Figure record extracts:
*-*-*

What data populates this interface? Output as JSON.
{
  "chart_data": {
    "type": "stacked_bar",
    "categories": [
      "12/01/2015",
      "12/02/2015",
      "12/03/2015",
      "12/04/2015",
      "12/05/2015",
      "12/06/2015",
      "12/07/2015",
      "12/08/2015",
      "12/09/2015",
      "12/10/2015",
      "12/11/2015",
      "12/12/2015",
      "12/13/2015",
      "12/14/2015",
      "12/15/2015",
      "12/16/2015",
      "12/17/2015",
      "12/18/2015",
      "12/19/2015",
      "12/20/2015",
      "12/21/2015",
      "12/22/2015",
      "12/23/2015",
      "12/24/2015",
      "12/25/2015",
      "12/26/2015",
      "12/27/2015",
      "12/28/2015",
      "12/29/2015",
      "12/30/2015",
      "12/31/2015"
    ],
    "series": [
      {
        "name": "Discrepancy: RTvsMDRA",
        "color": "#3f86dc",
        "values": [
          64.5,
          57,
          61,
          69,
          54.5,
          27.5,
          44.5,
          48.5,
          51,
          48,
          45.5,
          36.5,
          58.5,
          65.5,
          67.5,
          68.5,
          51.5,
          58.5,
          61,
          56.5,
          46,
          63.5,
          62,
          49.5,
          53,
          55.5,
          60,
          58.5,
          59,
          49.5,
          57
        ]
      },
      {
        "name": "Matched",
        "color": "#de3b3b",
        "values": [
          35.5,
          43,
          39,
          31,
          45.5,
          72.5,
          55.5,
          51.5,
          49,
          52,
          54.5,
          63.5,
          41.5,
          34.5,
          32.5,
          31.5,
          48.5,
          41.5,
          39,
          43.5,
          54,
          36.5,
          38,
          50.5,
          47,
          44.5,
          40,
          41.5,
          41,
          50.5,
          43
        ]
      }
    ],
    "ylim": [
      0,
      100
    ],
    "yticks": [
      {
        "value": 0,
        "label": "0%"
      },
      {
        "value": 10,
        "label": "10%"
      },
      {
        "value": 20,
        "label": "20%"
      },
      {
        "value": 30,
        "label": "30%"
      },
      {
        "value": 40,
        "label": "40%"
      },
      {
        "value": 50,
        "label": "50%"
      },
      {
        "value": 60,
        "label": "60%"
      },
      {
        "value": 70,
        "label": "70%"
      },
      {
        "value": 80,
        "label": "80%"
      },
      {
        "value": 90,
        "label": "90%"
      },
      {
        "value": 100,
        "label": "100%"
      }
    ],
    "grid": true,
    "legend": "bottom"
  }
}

*-*-*

** EXERCISE BRIEF **
All lines above containing the string "name" are to be collected.

** EXERCISE ANSWER **
        "name": "Discrepancy: RTvsMDRA",
        "name": "Matched",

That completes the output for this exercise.